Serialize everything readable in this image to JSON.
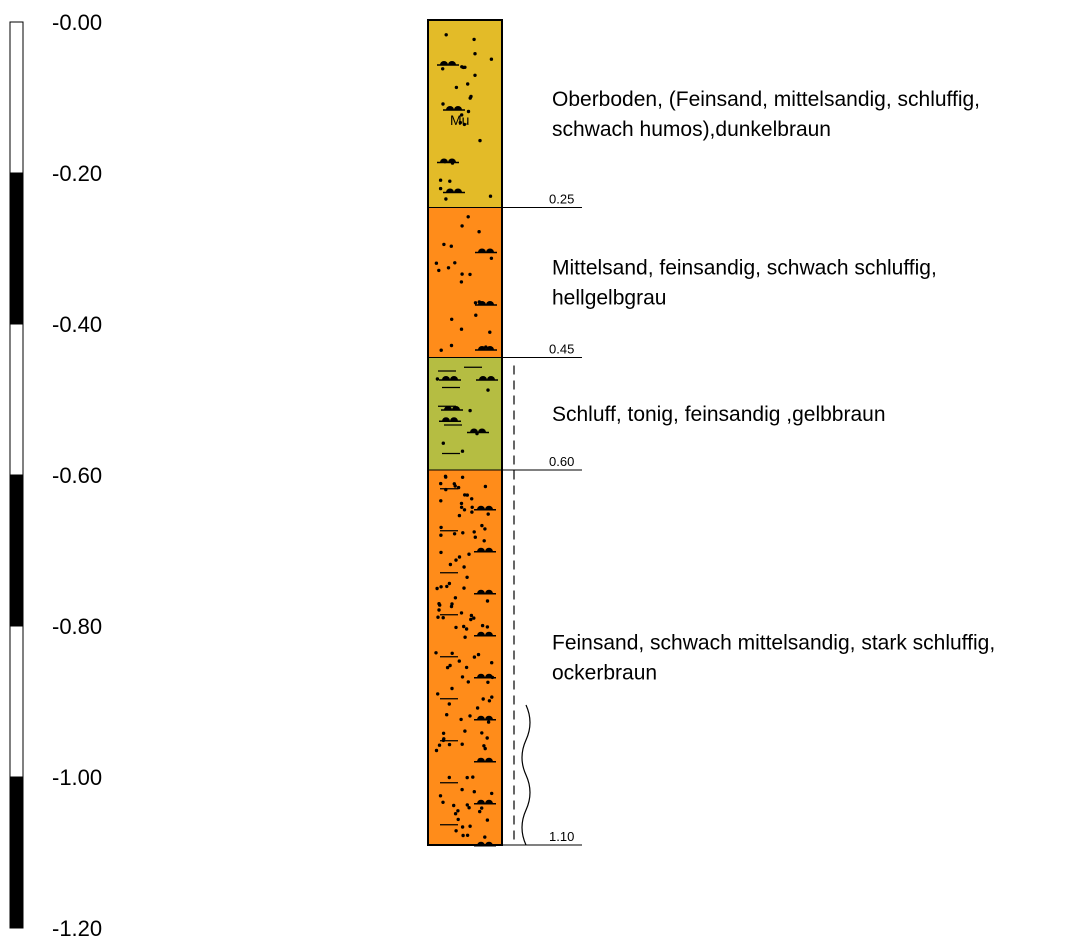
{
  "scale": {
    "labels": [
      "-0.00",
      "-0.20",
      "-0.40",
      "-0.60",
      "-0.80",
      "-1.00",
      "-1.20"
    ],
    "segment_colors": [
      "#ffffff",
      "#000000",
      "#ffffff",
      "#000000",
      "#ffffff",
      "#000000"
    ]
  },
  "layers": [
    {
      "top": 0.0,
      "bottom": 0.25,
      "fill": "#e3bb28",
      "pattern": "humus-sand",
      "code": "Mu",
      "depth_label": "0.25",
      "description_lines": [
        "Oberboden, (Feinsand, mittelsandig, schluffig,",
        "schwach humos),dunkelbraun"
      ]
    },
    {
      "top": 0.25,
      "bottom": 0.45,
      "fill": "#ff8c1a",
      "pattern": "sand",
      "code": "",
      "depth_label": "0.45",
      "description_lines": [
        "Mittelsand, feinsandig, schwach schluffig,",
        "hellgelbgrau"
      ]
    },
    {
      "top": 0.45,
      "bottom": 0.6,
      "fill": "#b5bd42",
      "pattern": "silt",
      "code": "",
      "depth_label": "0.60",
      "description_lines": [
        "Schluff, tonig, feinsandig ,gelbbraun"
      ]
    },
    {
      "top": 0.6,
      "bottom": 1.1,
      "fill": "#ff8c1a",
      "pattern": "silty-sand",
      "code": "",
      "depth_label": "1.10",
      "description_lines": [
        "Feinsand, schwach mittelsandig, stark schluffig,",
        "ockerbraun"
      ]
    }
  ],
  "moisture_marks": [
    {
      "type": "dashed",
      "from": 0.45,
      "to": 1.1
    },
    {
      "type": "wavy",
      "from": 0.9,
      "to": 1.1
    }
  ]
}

### Do this
Excluding the pictures, restate the records above word for word.

### Solved exercise
Serialize everything readable in this image to JSON.
{
  "scale": {
    "labels": [
      "-0.00",
      "-0.20",
      "-0.40",
      "-0.60",
      "-0.80",
      "-1.00",
      "-1.20"
    ],
    "segment_colors": [
      "#ffffff",
      "#000000",
      "#ffffff",
      "#000000",
      "#ffffff",
      "#000000"
    ]
  },
  "layers": [
    {
      "top": 0.0,
      "bottom": 0.25,
      "fill": "#e3bb28",
      "pattern": "humus-sand",
      "code": "Mu",
      "depth_label": "0.25",
      "description_lines": [
        "Oberboden, (Feinsand, mittelsandig, schluffig,",
        "schwach humos),dunkelbraun"
      ]
    },
    {
      "top": 0.25,
      "bottom": 0.45,
      "fill": "#ff8c1a",
      "pattern": "sand",
      "code": "",
      "depth_label": "0.45",
      "description_lines": [
        "Mittelsand, feinsandig, schwach schluffig,",
        "hellgelbgrau"
      ]
    },
    {
      "top": 0.45,
      "bottom": 0.6,
      "fill": "#b5bd42",
      "pattern": "silt",
      "code": "",
      "depth_label": "0.60",
      "description_lines": [
        "Schluff, tonig, feinsandig ,gelbbraun"
      ]
    },
    {
      "top": 0.6,
      "bottom": 1.1,
      "fill": "#ff8c1a",
      "pattern": "silty-sand",
      "code": "",
      "depth_label": "1.10",
      "description_lines": [
        "Feinsand, schwach mittelsandig, stark schluffig,",
        "ockerbraun"
      ]
    }
  ],
  "moisture_marks": [
    {
      "type": "dashed",
      "from": 0.45,
      "to": 1.1
    },
    {
      "type": "wavy",
      "from": 0.9,
      "to": 1.1
    }
  ]
}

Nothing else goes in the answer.